Write out the listing below again, precisely as it is given.

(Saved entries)
==*==
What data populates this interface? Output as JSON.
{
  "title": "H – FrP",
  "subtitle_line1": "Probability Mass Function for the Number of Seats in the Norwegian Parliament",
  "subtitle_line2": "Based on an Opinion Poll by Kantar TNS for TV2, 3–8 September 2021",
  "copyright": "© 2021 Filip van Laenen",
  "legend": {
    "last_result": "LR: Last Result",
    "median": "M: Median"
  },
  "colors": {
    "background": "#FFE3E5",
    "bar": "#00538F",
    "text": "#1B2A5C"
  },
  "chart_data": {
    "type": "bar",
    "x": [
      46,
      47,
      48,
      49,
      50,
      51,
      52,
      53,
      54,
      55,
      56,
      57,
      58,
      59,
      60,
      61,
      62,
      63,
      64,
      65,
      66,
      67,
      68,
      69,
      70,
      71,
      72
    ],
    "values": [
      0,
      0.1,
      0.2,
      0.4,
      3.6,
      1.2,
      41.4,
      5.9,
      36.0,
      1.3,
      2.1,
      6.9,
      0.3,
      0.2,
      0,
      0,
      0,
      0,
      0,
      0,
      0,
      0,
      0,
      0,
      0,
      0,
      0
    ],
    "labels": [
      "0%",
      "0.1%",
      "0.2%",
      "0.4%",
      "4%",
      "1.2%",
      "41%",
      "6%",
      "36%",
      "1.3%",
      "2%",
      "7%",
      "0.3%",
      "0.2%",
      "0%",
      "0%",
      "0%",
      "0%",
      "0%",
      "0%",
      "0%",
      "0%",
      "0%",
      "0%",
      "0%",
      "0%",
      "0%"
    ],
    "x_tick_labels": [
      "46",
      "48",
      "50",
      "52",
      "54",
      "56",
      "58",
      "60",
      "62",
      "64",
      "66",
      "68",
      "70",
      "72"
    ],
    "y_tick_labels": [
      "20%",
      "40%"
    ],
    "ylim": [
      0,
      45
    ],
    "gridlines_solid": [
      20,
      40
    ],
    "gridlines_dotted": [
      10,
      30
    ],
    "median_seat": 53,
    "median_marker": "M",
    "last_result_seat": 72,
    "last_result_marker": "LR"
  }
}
==*==
**Reply to the task:**
What data populates this interface? Output as JSON.
{
  "title": "H – FrP",
  "subtitle_line1": "Probability Mass Function for the Number of Seats in the Norwegian Parliament",
  "subtitle_line2": "Based on an Opinion Poll by Kantar TNS for TV2, 3–8 September 2021",
  "copyright": "© 2021 Filip van Laenen",
  "legend": {
    "last_result": "LR: Last Result",
    "median": "M: Median"
  },
  "colors": {
    "background": "#FFE3E5",
    "bar": "#00538F",
    "text": "#1B2A5C"
  },
  "chart_data": {
    "type": "bar",
    "x": [
      46,
      47,
      48,
      49,
      50,
      51,
      52,
      53,
      54,
      55,
      56,
      57,
      58,
      59,
      60,
      61,
      62,
      63,
      64,
      65,
      66,
      67,
      68,
      69,
      70,
      71,
      72
    ],
    "values": [
      0,
      0.1,
      0.2,
      0.4,
      3.6,
      1.2,
      41.4,
      5.9,
      36.0,
      1.3,
      2.1,
      6.9,
      0.3,
      0.2,
      0,
      0,
      0,
      0,
      0,
      0,
      0,
      0,
      0,
      0,
      0,
      0,
      0
    ],
    "labels": [
      "0%",
      "0.1%",
      "0.2%",
      "0.4%",
      "4%",
      "1.2%",
      "41%",
      "6%",
      "36%",
      "1.3%",
      "2%",
      "7%",
      "0.3%",
      "0.2%",
      "0%",
      "0%",
      "0%",
      "0%",
      "0%",
      "0%",
      "0%",
      "0%",
      "0%",
      "0%",
      "0%",
      "0%",
      "0%"
    ],
    "x_tick_labels": [
      "46",
      "48",
      "50",
      "52",
      "54",
      "56",
      "58",
      "60",
      "62",
      "64",
      "66",
      "68",
      "70",
      "72"
    ],
    "y_tick_labels": [
      "20%",
      "40%"
    ],
    "ylim": [
      0,
      45
    ],
    "gridlines_solid": [
      20,
      40
    ],
    "gridlines_dotted": [
      10,
      30
    ],
    "median_seat": 53,
    "median_marker": "M",
    "last_result_seat": 72,
    "last_result_marker": "LR"
  }
}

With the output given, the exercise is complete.